Task to carry out >>
Track down the lines that contain "Merisatamanranta" and copy them.

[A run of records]
────────────────────

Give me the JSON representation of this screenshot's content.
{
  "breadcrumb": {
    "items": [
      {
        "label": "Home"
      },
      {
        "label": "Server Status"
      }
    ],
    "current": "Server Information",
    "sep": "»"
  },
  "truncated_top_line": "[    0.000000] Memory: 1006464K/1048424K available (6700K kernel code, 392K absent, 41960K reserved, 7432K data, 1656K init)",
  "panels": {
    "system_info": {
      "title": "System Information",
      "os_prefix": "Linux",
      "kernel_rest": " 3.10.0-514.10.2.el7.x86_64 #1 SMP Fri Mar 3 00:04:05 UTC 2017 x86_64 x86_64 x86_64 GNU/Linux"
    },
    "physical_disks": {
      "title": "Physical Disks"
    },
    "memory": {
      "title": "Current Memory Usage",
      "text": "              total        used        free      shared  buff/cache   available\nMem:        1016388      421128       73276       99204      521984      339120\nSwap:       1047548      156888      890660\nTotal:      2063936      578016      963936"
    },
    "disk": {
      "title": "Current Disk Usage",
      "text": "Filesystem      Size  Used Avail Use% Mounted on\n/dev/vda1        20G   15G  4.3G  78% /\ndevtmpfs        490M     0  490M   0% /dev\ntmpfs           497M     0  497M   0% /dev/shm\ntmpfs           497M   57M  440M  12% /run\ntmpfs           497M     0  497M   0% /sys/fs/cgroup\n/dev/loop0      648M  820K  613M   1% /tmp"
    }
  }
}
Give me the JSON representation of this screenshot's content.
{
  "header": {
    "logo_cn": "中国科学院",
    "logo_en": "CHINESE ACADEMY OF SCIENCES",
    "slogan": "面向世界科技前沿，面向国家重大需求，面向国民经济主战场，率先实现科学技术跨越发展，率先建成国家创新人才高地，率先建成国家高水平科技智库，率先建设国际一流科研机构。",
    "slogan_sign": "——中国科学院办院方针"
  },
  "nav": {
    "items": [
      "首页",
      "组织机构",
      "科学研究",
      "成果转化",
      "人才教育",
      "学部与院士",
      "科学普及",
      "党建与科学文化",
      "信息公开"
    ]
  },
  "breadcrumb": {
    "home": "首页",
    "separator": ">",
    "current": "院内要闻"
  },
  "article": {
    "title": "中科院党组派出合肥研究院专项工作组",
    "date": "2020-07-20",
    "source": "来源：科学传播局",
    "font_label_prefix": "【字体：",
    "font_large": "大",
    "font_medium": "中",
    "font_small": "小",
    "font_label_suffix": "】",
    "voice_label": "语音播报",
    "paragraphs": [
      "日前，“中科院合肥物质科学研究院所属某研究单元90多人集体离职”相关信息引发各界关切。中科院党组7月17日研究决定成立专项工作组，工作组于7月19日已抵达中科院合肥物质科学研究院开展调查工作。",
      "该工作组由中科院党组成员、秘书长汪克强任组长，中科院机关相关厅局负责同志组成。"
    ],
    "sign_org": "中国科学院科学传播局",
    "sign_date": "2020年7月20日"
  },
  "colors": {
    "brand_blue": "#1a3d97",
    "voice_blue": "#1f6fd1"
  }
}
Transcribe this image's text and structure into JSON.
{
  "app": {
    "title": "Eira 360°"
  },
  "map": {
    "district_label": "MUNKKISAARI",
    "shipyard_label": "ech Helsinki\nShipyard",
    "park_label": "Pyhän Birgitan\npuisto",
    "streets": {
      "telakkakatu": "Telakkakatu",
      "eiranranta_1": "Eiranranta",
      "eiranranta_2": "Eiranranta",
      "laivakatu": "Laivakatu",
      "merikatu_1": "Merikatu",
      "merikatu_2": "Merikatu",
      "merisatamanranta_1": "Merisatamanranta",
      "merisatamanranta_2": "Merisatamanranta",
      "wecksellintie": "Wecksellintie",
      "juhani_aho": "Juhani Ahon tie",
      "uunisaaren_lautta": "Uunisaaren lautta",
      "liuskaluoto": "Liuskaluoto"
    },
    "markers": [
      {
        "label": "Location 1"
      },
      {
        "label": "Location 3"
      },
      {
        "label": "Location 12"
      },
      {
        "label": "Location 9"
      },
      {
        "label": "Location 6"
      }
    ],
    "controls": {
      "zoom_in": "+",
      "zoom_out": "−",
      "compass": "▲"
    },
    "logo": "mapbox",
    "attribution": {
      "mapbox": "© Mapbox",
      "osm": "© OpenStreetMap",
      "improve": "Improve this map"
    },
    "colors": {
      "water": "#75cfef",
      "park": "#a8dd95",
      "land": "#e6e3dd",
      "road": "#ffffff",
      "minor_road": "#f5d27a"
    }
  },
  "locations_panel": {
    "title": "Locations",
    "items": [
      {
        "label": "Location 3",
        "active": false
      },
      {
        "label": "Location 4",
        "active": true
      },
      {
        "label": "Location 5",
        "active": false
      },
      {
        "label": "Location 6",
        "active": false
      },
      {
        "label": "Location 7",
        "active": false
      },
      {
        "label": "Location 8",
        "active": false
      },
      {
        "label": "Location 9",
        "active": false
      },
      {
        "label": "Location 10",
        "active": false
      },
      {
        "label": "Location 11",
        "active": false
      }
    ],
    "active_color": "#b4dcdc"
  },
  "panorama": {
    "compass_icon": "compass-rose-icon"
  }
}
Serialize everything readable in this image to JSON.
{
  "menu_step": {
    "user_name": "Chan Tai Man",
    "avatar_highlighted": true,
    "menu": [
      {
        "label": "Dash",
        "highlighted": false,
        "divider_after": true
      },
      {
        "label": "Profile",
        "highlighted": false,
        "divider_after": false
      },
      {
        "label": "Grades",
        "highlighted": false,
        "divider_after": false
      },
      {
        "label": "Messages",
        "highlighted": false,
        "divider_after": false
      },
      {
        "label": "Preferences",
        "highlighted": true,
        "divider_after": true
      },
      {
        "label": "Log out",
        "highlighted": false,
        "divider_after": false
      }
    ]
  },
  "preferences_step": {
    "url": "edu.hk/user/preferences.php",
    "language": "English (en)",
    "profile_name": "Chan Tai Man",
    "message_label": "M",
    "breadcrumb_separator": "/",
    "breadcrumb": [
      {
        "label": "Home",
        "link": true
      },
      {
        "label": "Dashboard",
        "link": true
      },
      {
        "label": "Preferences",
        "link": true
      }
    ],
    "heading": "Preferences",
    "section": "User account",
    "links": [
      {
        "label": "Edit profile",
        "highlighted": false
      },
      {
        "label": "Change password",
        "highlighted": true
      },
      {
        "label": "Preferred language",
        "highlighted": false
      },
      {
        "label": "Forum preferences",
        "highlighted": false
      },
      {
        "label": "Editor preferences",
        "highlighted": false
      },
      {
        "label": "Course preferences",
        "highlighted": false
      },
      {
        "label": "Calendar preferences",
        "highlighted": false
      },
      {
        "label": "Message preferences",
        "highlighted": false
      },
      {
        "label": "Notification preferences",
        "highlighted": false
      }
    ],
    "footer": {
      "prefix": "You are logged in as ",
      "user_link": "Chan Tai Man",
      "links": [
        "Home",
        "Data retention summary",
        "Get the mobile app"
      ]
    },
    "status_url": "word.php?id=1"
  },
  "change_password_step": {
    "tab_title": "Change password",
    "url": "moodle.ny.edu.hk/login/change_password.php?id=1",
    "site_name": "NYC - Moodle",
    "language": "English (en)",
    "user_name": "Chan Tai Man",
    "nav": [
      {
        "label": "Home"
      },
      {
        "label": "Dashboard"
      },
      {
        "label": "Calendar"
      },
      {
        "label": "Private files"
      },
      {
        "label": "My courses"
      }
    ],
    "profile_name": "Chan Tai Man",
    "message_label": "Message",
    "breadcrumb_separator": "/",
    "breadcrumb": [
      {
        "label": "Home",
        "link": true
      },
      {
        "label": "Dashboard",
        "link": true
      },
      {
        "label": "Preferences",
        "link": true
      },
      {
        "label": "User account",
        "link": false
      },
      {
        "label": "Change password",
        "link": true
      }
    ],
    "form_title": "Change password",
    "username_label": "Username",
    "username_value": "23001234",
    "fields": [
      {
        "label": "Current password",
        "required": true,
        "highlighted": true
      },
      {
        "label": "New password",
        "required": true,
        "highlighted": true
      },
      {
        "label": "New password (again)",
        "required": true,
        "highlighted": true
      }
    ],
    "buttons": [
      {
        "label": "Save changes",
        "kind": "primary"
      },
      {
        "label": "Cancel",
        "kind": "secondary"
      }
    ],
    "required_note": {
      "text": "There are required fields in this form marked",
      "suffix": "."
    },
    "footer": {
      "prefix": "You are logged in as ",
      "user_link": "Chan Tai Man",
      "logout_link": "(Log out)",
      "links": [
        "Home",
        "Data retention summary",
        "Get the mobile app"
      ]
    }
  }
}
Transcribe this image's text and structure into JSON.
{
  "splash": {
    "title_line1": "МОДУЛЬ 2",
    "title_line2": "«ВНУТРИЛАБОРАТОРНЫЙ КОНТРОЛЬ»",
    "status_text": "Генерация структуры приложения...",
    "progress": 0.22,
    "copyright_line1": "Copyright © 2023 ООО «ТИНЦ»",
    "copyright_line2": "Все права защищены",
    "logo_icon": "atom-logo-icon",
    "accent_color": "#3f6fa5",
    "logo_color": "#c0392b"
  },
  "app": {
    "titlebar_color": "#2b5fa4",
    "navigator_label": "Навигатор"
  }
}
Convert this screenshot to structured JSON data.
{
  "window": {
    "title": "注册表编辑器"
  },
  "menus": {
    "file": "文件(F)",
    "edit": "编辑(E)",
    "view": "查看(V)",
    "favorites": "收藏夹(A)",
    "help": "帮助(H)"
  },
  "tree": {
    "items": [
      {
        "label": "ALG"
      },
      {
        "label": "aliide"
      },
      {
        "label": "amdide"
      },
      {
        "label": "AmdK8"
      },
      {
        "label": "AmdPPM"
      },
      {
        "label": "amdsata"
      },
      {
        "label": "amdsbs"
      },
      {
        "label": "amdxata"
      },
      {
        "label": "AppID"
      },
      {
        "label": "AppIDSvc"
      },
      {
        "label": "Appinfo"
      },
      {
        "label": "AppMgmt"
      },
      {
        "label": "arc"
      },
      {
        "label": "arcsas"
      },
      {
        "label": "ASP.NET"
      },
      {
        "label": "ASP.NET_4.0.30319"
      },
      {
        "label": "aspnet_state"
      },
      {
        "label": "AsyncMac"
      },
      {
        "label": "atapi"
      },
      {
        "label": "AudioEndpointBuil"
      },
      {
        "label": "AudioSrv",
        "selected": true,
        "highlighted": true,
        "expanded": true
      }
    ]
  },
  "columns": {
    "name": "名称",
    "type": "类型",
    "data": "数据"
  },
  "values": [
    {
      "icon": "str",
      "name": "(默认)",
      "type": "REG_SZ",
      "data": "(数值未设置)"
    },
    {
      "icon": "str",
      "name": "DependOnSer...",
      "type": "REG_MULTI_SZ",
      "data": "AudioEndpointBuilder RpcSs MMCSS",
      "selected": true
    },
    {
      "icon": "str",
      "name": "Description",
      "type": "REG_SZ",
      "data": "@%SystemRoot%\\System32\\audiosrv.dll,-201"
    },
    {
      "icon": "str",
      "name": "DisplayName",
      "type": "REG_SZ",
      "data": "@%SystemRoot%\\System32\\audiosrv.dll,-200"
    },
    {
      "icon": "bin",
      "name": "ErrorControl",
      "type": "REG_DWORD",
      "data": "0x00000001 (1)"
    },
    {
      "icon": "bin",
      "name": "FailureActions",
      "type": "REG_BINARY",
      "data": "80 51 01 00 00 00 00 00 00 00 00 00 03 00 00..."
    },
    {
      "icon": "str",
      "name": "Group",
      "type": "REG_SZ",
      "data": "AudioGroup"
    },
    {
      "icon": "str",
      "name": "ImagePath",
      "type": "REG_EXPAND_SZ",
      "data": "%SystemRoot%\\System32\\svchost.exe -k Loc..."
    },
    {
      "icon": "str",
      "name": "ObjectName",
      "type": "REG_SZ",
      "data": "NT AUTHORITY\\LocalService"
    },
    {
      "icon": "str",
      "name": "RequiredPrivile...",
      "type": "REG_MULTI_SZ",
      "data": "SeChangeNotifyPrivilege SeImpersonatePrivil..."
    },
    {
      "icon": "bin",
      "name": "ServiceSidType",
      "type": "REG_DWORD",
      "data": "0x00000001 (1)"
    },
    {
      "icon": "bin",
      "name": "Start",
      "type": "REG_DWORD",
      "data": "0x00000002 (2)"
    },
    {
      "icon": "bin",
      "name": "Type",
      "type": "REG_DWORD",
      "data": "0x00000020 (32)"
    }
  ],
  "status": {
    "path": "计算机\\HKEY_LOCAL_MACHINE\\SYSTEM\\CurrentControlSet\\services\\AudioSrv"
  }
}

────────────────────

Written response >>
      "merisatamanranta_1": "Merisatamanranta",
      "merisatamanranta_2": "Merisatamanranta",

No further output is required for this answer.